Copy out the material below, putting "container-row" wherever "ps-output-row" appears and changing nothing else.

## Begin DATA EXTRACT

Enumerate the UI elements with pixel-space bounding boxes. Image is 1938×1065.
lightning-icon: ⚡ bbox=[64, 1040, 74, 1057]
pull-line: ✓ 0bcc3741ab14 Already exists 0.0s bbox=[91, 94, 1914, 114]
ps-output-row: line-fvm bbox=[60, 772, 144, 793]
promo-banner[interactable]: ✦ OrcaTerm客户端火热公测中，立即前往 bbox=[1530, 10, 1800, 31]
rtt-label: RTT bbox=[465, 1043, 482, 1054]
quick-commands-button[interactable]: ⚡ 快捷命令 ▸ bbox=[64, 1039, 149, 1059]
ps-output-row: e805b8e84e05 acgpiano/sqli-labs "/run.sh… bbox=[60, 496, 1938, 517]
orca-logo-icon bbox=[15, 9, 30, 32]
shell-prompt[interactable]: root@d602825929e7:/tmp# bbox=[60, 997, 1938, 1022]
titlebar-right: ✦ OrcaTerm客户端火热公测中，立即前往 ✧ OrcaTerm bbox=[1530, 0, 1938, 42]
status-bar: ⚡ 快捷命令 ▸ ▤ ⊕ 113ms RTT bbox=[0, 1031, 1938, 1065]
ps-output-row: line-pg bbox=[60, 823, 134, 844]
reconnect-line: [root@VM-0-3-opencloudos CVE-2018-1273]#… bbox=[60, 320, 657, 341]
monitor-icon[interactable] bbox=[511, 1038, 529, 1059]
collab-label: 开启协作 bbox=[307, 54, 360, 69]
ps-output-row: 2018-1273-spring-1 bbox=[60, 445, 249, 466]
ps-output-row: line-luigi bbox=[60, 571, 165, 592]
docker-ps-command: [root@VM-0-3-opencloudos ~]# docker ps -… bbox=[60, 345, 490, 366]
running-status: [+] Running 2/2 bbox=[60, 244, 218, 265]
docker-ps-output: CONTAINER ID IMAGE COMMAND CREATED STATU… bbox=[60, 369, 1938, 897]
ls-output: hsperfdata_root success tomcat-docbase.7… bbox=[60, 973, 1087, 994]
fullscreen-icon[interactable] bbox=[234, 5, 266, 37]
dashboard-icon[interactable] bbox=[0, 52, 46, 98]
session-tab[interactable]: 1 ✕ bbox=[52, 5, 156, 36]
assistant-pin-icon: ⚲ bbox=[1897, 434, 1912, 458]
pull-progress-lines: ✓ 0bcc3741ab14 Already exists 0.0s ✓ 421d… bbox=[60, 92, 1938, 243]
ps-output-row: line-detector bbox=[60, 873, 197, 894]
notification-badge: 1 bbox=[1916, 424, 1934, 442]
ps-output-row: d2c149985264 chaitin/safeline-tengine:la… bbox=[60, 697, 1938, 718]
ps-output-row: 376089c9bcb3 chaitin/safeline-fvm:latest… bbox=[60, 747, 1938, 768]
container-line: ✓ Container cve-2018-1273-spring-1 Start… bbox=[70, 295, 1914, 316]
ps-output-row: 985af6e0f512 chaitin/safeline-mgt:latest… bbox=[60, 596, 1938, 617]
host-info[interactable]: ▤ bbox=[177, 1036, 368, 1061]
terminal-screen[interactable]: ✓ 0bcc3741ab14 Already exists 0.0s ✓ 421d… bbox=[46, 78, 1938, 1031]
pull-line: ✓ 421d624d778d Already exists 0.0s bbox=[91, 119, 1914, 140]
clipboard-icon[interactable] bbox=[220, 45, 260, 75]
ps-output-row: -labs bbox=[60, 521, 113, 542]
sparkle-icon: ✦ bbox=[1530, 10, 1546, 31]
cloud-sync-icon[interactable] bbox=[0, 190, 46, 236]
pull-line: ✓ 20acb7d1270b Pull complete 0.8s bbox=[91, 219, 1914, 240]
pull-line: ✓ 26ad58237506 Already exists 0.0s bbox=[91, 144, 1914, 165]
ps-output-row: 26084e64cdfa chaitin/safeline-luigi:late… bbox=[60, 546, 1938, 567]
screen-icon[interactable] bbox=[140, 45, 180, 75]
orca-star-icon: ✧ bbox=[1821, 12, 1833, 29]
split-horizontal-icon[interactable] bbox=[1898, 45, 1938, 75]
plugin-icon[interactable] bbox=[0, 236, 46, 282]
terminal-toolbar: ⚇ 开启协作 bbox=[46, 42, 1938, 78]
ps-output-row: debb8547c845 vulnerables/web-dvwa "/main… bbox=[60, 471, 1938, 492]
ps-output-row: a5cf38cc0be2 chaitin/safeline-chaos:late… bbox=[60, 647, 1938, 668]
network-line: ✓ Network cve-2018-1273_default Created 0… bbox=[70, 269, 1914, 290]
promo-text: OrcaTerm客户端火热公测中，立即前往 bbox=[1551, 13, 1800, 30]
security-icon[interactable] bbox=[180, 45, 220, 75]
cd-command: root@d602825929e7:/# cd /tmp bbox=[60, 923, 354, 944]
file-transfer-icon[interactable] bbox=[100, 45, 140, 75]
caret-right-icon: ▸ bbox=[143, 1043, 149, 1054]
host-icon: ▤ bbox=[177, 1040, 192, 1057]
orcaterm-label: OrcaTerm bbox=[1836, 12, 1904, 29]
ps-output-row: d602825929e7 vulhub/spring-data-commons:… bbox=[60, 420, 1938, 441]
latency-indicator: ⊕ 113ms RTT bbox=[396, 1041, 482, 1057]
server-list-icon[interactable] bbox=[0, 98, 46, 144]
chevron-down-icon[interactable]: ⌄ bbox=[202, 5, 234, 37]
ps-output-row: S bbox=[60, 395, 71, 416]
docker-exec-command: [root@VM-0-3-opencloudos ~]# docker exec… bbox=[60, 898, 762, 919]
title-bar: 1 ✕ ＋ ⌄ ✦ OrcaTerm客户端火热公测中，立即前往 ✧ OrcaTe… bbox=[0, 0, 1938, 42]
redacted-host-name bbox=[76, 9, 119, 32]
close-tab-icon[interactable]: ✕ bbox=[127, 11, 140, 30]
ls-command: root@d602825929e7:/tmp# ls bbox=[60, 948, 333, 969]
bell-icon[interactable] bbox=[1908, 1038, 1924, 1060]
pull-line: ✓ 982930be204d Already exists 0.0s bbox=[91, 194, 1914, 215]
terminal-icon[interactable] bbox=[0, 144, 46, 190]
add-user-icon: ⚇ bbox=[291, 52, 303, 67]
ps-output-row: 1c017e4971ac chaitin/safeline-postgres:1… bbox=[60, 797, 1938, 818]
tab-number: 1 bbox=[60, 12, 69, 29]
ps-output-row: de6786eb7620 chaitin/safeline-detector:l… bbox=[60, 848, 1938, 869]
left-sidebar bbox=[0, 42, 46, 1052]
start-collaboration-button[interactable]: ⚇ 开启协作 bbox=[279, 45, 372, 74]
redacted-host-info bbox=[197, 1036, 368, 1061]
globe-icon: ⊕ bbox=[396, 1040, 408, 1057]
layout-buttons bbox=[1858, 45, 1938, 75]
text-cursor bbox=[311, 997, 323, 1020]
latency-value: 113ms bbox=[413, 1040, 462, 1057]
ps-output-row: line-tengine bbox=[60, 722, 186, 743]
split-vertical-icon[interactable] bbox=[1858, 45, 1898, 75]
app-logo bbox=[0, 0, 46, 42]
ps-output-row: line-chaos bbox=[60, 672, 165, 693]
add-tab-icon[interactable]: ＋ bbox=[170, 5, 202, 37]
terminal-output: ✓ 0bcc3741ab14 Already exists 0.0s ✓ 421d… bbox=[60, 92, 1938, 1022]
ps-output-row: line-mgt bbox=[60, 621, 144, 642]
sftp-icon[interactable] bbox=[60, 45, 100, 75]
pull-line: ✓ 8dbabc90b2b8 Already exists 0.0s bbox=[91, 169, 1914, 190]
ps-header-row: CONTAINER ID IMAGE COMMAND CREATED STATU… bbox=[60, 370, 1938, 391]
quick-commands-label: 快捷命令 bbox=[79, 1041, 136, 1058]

## End DATA EXTRACT

**WRITTEN RESPONSE:**
Enumerate the UI elements with pixel-space bounding boxes. Image is 1938×1065.
lightning-icon: ⚡ bbox=[64, 1040, 74, 1057]
pull-line: ✓ 0bcc3741ab14 Already exists 0.0s bbox=[91, 94, 1914, 114]
container-row: line-fvm bbox=[60, 772, 144, 793]
promo-banner[interactable]: ✦ OrcaTerm客户端火热公测中，立即前往 bbox=[1530, 10, 1800, 31]
rtt-label: RTT bbox=[465, 1043, 482, 1054]
quick-commands-button[interactable]: ⚡ 快捷命令 ▸ bbox=[64, 1039, 149, 1059]
container-row: e805b8e84e05 acgpiano/sqli-labs "/run.sh… bbox=[60, 496, 1938, 517]
orca-logo-icon bbox=[15, 9, 30, 32]
shell-prompt[interactable]: root@d602825929e7:/tmp# bbox=[60, 997, 1938, 1022]
titlebar-right: ✦ OrcaTerm客户端火热公测中，立即前往 ✧ OrcaTerm bbox=[1530, 0, 1938, 42]
status-bar: ⚡ 快捷命令 ▸ ▤ ⊕ 113ms RTT bbox=[0, 1031, 1938, 1065]
container-row: line-pg bbox=[60, 823, 134, 844]
reconnect-line: [root@VM-0-3-opencloudos CVE-2018-1273]#… bbox=[60, 320, 657, 341]
monitor-icon[interactable] bbox=[511, 1038, 529, 1059]
collab-label: 开启协作 bbox=[307, 54, 360, 69]
container-row: 2018-1273-spring-1 bbox=[60, 445, 249, 466]
container-row: line-luigi bbox=[60, 571, 165, 592]
docker-ps-command: [root@VM-0-3-opencloudos ~]# docker ps -… bbox=[60, 345, 490, 366]
running-status: [+] Running 2/2 bbox=[60, 244, 218, 265]
docker-ps-output: CONTAINER ID IMAGE COMMAND CREATED STATU… bbox=[60, 369, 1938, 897]
ls-output: hsperfdata_root success tomcat-docbase.7… bbox=[60, 973, 1087, 994]
fullscreen-icon[interactable] bbox=[234, 5, 266, 37]
dashboard-icon[interactable] bbox=[0, 52, 46, 98]
session-tab[interactable]: 1 ✕ bbox=[52, 5, 156, 36]
assistant-pin-icon: ⚲ bbox=[1897, 434, 1912, 458]
pull-progress-lines: ✓ 0bcc3741ab14 Already exists 0.0s ✓ 421d… bbox=[60, 92, 1938, 243]
container-row: line-detector bbox=[60, 873, 197, 894]
notification-badge: 1 bbox=[1916, 424, 1934, 442]
container-row: d2c149985264 chaitin/safeline-tengine:la… bbox=[60, 697, 1938, 718]
container-row: 376089c9bcb3 chaitin/safeline-fvm:latest… bbox=[60, 747, 1938, 768]
container-line: ✓ Container cve-2018-1273-spring-1 Start… bbox=[70, 295, 1914, 316]
container-row: 985af6e0f512 chaitin/safeline-mgt:latest… bbox=[60, 596, 1938, 617]
host-info[interactable]: ▤ bbox=[177, 1036, 368, 1061]
terminal-screen[interactable]: ✓ 0bcc3741ab14 Already exists 0.0s ✓ 421d… bbox=[46, 78, 1938, 1031]
pull-line: ✓ 421d624d778d Already exists 0.0s bbox=[91, 119, 1914, 140]
clipboard-icon[interactable] bbox=[220, 45, 260, 75]
container-row: -labs bbox=[60, 521, 113, 542]
sparkle-icon: ✦ bbox=[1530, 10, 1546, 31]
cloud-sync-icon[interactable] bbox=[0, 190, 46, 236]
pull-line: ✓ 20acb7d1270b Pull complete 0.8s bbox=[91, 219, 1914, 240]
pull-line: ✓ 26ad58237506 Already exists 0.0s bbox=[91, 144, 1914, 165]
container-row: 26084e64cdfa chaitin/safeline-luigi:late… bbox=[60, 546, 1938, 567]
screen-icon[interactable] bbox=[140, 45, 180, 75]
orca-star-icon: ✧ bbox=[1821, 12, 1833, 29]
split-horizontal-icon[interactable] bbox=[1898, 45, 1938, 75]
plugin-icon[interactable] bbox=[0, 236, 46, 282]
terminal-toolbar: ⚇ 开启协作 bbox=[46, 42, 1938, 78]
container-row: debb8547c845 vulnerables/web-dvwa "/main… bbox=[60, 471, 1938, 492]
container-row: a5cf38cc0be2 chaitin/safeline-chaos:late… bbox=[60, 647, 1938, 668]
network-line: ✓ Network cve-2018-1273_default Created 0… bbox=[70, 269, 1914, 290]
promo-text: OrcaTerm客户端火热公测中，立即前往 bbox=[1551, 13, 1800, 30]
security-icon[interactable] bbox=[180, 45, 220, 75]
cd-command: root@d602825929e7:/# cd /tmp bbox=[60, 923, 354, 944]
file-transfer-icon[interactable] bbox=[100, 45, 140, 75]
caret-right-icon: ▸ bbox=[143, 1043, 149, 1054]
host-icon: ▤ bbox=[177, 1040, 192, 1057]
orcaterm-label: OrcaTerm bbox=[1836, 12, 1904, 29]
container-row: d602825929e7 vulhub/spring-data-commons:… bbox=[60, 420, 1938, 441]
latency-indicator: ⊕ 113ms RTT bbox=[396, 1041, 482, 1057]
server-list-icon[interactable] bbox=[0, 98, 46, 144]
chevron-down-icon[interactable]: ⌄ bbox=[202, 5, 234, 37]
container-row: S bbox=[60, 395, 71, 416]
docker-exec-command: [root@VM-0-3-opencloudos ~]# docker exec… bbox=[60, 898, 762, 919]
title-bar: 1 ✕ ＋ ⌄ ✦ OrcaTerm客户端火热公测中，立即前往 ✧ OrcaTe… bbox=[0, 0, 1938, 42]
redacted-host-name bbox=[76, 9, 119, 32]
close-tab-icon[interactable]: ✕ bbox=[127, 11, 140, 30]
ls-command: root@d602825929e7:/tmp# ls bbox=[60, 948, 333, 969]
bell-icon[interactable] bbox=[1908, 1038, 1924, 1060]
pull-line: ✓ 982930be204d Already exists 0.0s bbox=[91, 194, 1914, 215]
terminal-icon[interactable] bbox=[0, 144, 46, 190]
add-user-icon: ⚇ bbox=[291, 52, 303, 67]
container-row: 1c017e4971ac chaitin/safeline-postgres:1… bbox=[60, 797, 1938, 818]
tab-number: 1 bbox=[60, 12, 69, 29]
container-row: de6786eb7620 chaitin/safeline-detector:l… bbox=[60, 848, 1938, 869]
left-sidebar bbox=[0, 42, 46, 1052]
start-collaboration-button[interactable]: ⚇ 开启协作 bbox=[279, 45, 372, 74]
redacted-host-info bbox=[197, 1036, 368, 1061]
globe-icon: ⊕ bbox=[396, 1040, 408, 1057]
layout-buttons bbox=[1858, 45, 1938, 75]
text-cursor bbox=[311, 997, 323, 1020]
latency-value: 113ms bbox=[413, 1040, 462, 1057]
container-row: line-tengine bbox=[60, 722, 186, 743]
split-vertical-icon[interactable] bbox=[1858, 45, 1898, 75]
app-logo bbox=[0, 0, 46, 42]
container-row: line-chaos bbox=[60, 672, 165, 693]
add-tab-icon[interactable]: ＋ bbox=[170, 5, 202, 37]
terminal-output: ✓ 0bcc3741ab14 Already exists 0.0s ✓ 421d… bbox=[60, 92, 1938, 1022]
container-row: line-mgt bbox=[60, 621, 144, 642]
sftp-icon[interactable] bbox=[60, 45, 100, 75]
pull-line: ✓ 8dbabc90b2b8 Already exists 0.0s bbox=[91, 169, 1914, 190]
ps-header-row: CONTAINER ID IMAGE COMMAND CREATED STATU… bbox=[60, 370, 1938, 391]
quick-commands-label: 快捷命令 bbox=[79, 1041, 136, 1058]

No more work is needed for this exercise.